Records follow. Select each line holding "Ycurldnstime".
## start Data for processing
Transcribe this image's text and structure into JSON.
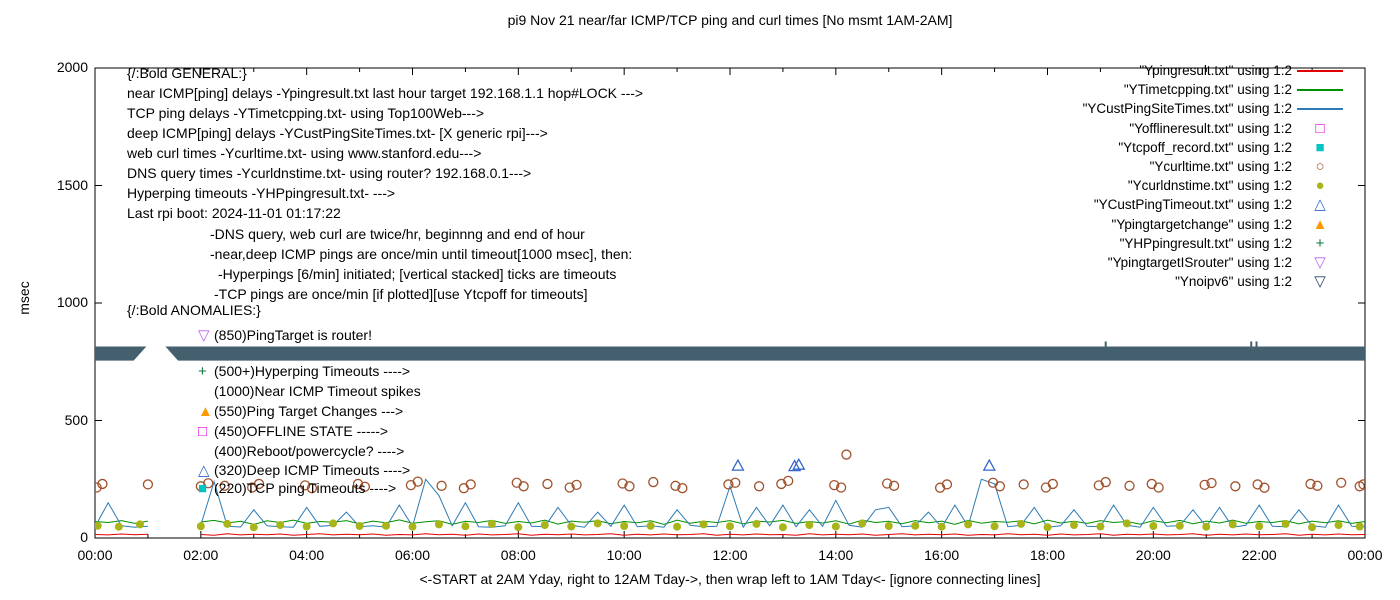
{
  "chart_data": {
    "type": "line",
    "title": "pi9 Nov 21  near/far ICMP/TCP ping and curl times [No msmt 1AM-2AM]",
    "ylabel": "msec",
    "xlabel": "<-START at 2AM Yday, right to 12AM Tday->, then wrap left to 1AM Tday<- [ignore connecting lines]",
    "ylim": [
      0,
      2000
    ],
    "xlim_hours": [
      0,
      24
    ],
    "yticks": [
      0,
      500,
      1000,
      1500,
      2000
    ],
    "xtick_labels": [
      "00:00",
      "02:00",
      "04:00",
      "06:00",
      "08:00",
      "10:00",
      "12:00",
      "14:00",
      "16:00",
      "18:00",
      "20:00",
      "22:00",
      "00:00"
    ],
    "grid": false,
    "no_measurement_window": "1AM-2AM",
    "series": [
      {
        "name": "Ypingresult.txt",
        "desc": "near ICMP ping delays",
        "type": "line",
        "color": "#e00000",
        "x_step": 0.25,
        "values": [
          15,
          13,
          17,
          14,
          16,
          null,
          null,
          null,
          15,
          12,
          18,
          13,
          16,
          14,
          17,
          12,
          15,
          18,
          13,
          16,
          14,
          17,
          12,
          15,
          13,
          18,
          14,
          16,
          12,
          17,
          13,
          15,
          18,
          12,
          16,
          14,
          17,
          13,
          15,
          18,
          12,
          16,
          13,
          17,
          14,
          15,
          18,
          12,
          16,
          13,
          17,
          14,
          15,
          12,
          18,
          13,
          16,
          14,
          17,
          12,
          15,
          18,
          13,
          16,
          14,
          17,
          12,
          15,
          13,
          18,
          14,
          16,
          12,
          17,
          13,
          15,
          18,
          12,
          16,
          14,
          17,
          13,
          15,
          18,
          12,
          16,
          13,
          17,
          14,
          15,
          18,
          12,
          16,
          13,
          17,
          14,
          15
        ]
      },
      {
        "name": "YTimetcpping.txt",
        "desc": "TCP ping delays",
        "type": "line",
        "color": "#009000",
        "x_step": 0.25,
        "values": [
          70,
          66,
          74,
          62,
          72,
          null,
          null,
          null,
          68,
          75,
          64,
          71,
          58,
          73,
          66,
          76,
          62,
          70,
          67,
          74,
          60,
          72,
          65,
          77,
          63,
          69,
          73,
          58,
          71,
          66,
          75,
          62,
          70,
          64,
          76,
          59,
          72,
          67,
          74,
          61,
          70,
          65,
          73,
          58,
          76,
          63,
          71,
          66,
          74,
          60,
          72,
          68,
          75,
          62,
          70,
          64,
          73,
          59,
          76,
          66,
          71,
          61,
          74,
          65,
          72,
          58,
          75,
          63,
          70,
          67,
          73,
          60,
          76,
          64,
          71,
          62,
          74,
          66,
          70,
          59,
          73,
          65,
          75,
          61,
          72,
          64,
          76,
          63,
          70,
          66,
          74,
          60,
          72,
          65,
          73,
          62,
          70
        ]
      },
      {
        "name": "YCustPingSiteTimes.txt",
        "desc": "deep ICMP ping delays",
        "type": "line",
        "color": "#2d7bb6",
        "x_step": 0.25,
        "values": [
          48,
          150,
          52,
          46,
          50,
          null,
          null,
          null,
          55,
          240,
          50,
          47,
          120,
          52,
          48,
          46,
          130,
          50,
          54,
          110,
          48,
          52,
          46,
          140,
          50,
          250,
          180,
          52,
          150,
          48,
          46,
          52,
          150,
          50,
          48,
          130,
          54,
          46,
          110,
          50,
          140,
          48,
          52,
          46,
          120,
          54,
          48,
          50,
          220,
          46,
          130,
          52,
          140,
          48,
          120,
          50,
          160,
          54,
          46,
          120,
          130,
          48,
          52,
          110,
          46,
          140,
          50,
          250,
          230,
          48,
          54,
          130,
          46,
          52,
          120,
          50,
          48,
          140,
          54,
          46,
          130,
          50,
          52,
          120,
          48,
          130,
          46,
          54,
          140,
          50,
          48,
          120,
          52,
          46,
          140,
          50,
          48
        ]
      },
      {
        "name": "Ycurltime.txt",
        "desc": "web curl times",
        "type": "scatter",
        "marker": "circle-open",
        "color": "#a0522d",
        "points": [
          [
            0.03,
            215
          ],
          [
            0.14,
            230
          ],
          [
            1.0,
            228
          ],
          [
            2.0,
            220
          ],
          [
            2.14,
            233
          ],
          [
            2.45,
            222
          ],
          [
            2.97,
            215
          ],
          [
            3.1,
            230
          ],
          [
            3.97,
            224
          ],
          [
            4.1,
            212
          ],
          [
            4.97,
            230
          ],
          [
            5.1,
            218
          ],
          [
            5.97,
            225
          ],
          [
            6.1,
            240
          ],
          [
            6.55,
            222
          ],
          [
            6.97,
            212
          ],
          [
            7.1,
            228
          ],
          [
            7.97,
            235
          ],
          [
            8.1,
            220
          ],
          [
            8.55,
            230
          ],
          [
            8.97,
            215
          ],
          [
            9.1,
            226
          ],
          [
            9.97,
            232
          ],
          [
            10.1,
            220
          ],
          [
            10.55,
            238
          ],
          [
            10.97,
            222
          ],
          [
            11.1,
            212
          ],
          [
            11.97,
            228
          ],
          [
            12.1,
            235
          ],
          [
            12.55,
            220
          ],
          [
            12.97,
            230
          ],
          [
            13.1,
            243
          ],
          [
            13.97,
            225
          ],
          [
            14.1,
            215
          ],
          [
            14.2,
            355
          ],
          [
            14.97,
            232
          ],
          [
            15.1,
            222
          ],
          [
            15.97,
            214
          ],
          [
            16.1,
            228
          ],
          [
            16.97,
            235
          ],
          [
            17.1,
            220
          ],
          [
            17.55,
            228
          ],
          [
            17.97,
            215
          ],
          [
            18.1,
            230
          ],
          [
            18.97,
            224
          ],
          [
            19.1,
            238
          ],
          [
            19.55,
            222
          ],
          [
            19.97,
            230
          ],
          [
            20.1,
            215
          ],
          [
            20.97,
            226
          ],
          [
            21.1,
            234
          ],
          [
            21.55,
            220
          ],
          [
            21.97,
            228
          ],
          [
            22.1,
            214
          ],
          [
            22.97,
            230
          ],
          [
            23.1,
            222
          ],
          [
            23.55,
            235
          ],
          [
            23.9,
            220
          ],
          [
            23.97,
            228
          ]
        ]
      },
      {
        "name": "Ycurldnstime.txt",
        "desc": "DNS query times",
        "type": "scatter",
        "marker": "circle-filled",
        "color": "#a9b419",
        "points": [
          [
            0.05,
            52
          ],
          [
            0.45,
            48
          ],
          [
            0.85,
            58
          ],
          [
            2.0,
            50
          ],
          [
            2.5,
            60
          ],
          [
            3.0,
            46
          ],
          [
            3.5,
            55
          ],
          [
            4.0,
            49
          ],
          [
            4.5,
            62
          ],
          [
            5.0,
            51
          ],
          [
            5.5,
            52
          ],
          [
            6.0,
            48
          ],
          [
            6.5,
            58
          ],
          [
            7.0,
            50
          ],
          [
            7.5,
            60
          ],
          [
            8.0,
            46
          ],
          [
            8.5,
            55
          ],
          [
            9.0,
            49
          ],
          [
            9.5,
            62
          ],
          [
            10.0,
            51
          ],
          [
            10.5,
            52
          ],
          [
            11.0,
            48
          ],
          [
            11.5,
            58
          ],
          [
            12.0,
            50
          ],
          [
            12.5,
            60
          ],
          [
            13.0,
            46
          ],
          [
            13.5,
            55
          ],
          [
            14.0,
            49
          ],
          [
            14.5,
            62
          ],
          [
            15.0,
            51
          ],
          [
            15.5,
            52
          ],
          [
            16.0,
            48
          ],
          [
            16.5,
            58
          ],
          [
            17.0,
            50
          ],
          [
            17.5,
            60
          ],
          [
            18.0,
            46
          ],
          [
            18.5,
            55
          ],
          [
            19.0,
            49
          ],
          [
            19.5,
            62
          ],
          [
            20.0,
            51
          ],
          [
            20.5,
            52
          ],
          [
            21.0,
            48
          ],
          [
            21.5,
            58
          ],
          [
            22.0,
            50
          ],
          [
            22.5,
            60
          ],
          [
            23.0,
            46
          ],
          [
            23.5,
            55
          ],
          [
            23.9,
            49
          ]
        ]
      },
      {
        "name": "YCustPingTimeout.txt",
        "desc": "deep ICMP timeouts",
        "type": "scatter",
        "marker": "triangle-open",
        "color": "#3366cc",
        "points": [
          [
            12.15,
            308
          ],
          [
            13.22,
            306
          ],
          [
            13.3,
            312
          ],
          [
            16.9,
            308
          ]
        ]
      },
      {
        "name": "Ynoipv6",
        "desc": "dense down-triangle band",
        "type": "band",
        "color": "#44606f",
        "value": 785,
        "half_width": 30,
        "gap_hours": [
          0.85,
          1.45
        ],
        "top_ticks": [
          19.1,
          21.85,
          21.95
        ]
      }
    ]
  },
  "legend": {
    "entries": [
      {
        "label": "\"Ypingresult.txt\" using 1:2",
        "swatch": "line",
        "color": "#e00000"
      },
      {
        "label": "\"YTimetcpping.txt\" using 1:2",
        "swatch": "line",
        "color": "#009000"
      },
      {
        "label": "\"YCustPingSiteTimes.txt\" using 1:2",
        "swatch": "line",
        "color": "#2d7bb6"
      },
      {
        "label": "\"Yofflineresult.txt\" using 1:2",
        "swatch": "square-open",
        "color": "#dd00dd"
      },
      {
        "label": "\"Ytcpoff_record.txt\" using 1:2",
        "swatch": "square-filled",
        "color": "#00c3c3"
      },
      {
        "label": "\"Ycurltime.txt\" using 1:2",
        "swatch": "circle-open",
        "color": "#a0522d"
      },
      {
        "label": "\"Ycurldnstime.txt\" using 1:2",
        "swatch": "circle-filled",
        "color": "#a9b419"
      },
      {
        "label": "\"YCustPingTimeout.txt\" using 1:2",
        "swatch": "triangle-open",
        "color": "#3366cc"
      },
      {
        "label": "\"Ypingtargetchange\" using 1:2",
        "swatch": "triangle-filled",
        "color": "#ff9900"
      },
      {
        "label": "\"YHPpingresult.txt\" using 1:2",
        "swatch": "plus",
        "color": "#0e7a3d"
      },
      {
        "label": "\"YpingtargetISrouter\" using 1:2",
        "swatch": "nabla-open",
        "color": "#bb66ee"
      },
      {
        "label": "\"Ynoipv6\" using 1:2",
        "swatch": "nabla-open",
        "color": "#27446b"
      }
    ]
  },
  "annotations": {
    "general": [
      "{/:Bold GENERAL:}",
      "near ICMP[ping] delays -Ypingresult.txt last hour target 192.168.1.1 hop#LOCK --->",
      "TCP ping delays -YTimetcpping.txt- using Top100Web--->",
      "deep ICMP[ping] delays -YCustPingSiteTimes.txt- [X generic rpi]--->",
      "web curl times -Ycurltime.txt- using www.stanford.edu--->",
      "DNS query times -Ycurldnstime.txt- using router? 192.168.0.1--->",
      "Hyperping timeouts -YHPpingresult.txt- --->",
      "Last rpi boot: 2024-11-01 01:17:22"
    ],
    "notes": [
      {
        "text": "-DNS query, web curl are twice/hr, beginnng and end of hour",
        "indent": 0
      },
      {
        "text": "-near,deep ICMP pings are once/min until timeout[1000 msec], then:",
        "indent": 0
      },
      {
        "text": "-Hyperpings [6/min] initiated; [vertical stacked] ticks are timeouts",
        "indent": 8
      },
      {
        "text": "-TCP pings are once/min [if plotted][use Ytcpoff for timeouts]",
        "indent": 4
      }
    ],
    "anomalies": [
      {
        "marker": null,
        "color": null,
        "text": "{/:Bold ANOMALIES:}"
      },
      {
        "marker": "nabla-open",
        "color": "#bb66ee",
        "text": "(850)PingTarget is router!"
      },
      {
        "marker": "plus",
        "color": "#0e7a3d",
        "text": "(500+)Hyperping Timeouts ---->"
      },
      {
        "marker": null,
        "color": null,
        "text": "(1000)Near ICMP Timeout spikes"
      },
      {
        "marker": "triangle-filled",
        "color": "#ff9900",
        "text": "(550)Ping Target Changes --->"
      },
      {
        "marker": "square-open",
        "color": "#dd00dd",
        "text": "(450)OFFLINE STATE ----->"
      },
      {
        "marker": null,
        "color": null,
        "text": "(400)Reboot/powercycle? ---->"
      },
      {
        "marker": "triangle-open",
        "color": "#3366cc",
        "text": "(320)Deep ICMP Timeouts ---->"
      },
      {
        "marker": "square-filled",
        "color": "#00c3c3",
        "text": "(220)TCP ping Timeouts ---->"
      }
    ]
  }
}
## end Data for processing
_The solution_:
        "name": "Ycurldnstime.txt",
        "label": "\"Ycurldnstime.txt\" using 1:2",
      "DNS query times -Ycurldnstime.txt- using router? 192.168.0.1--->",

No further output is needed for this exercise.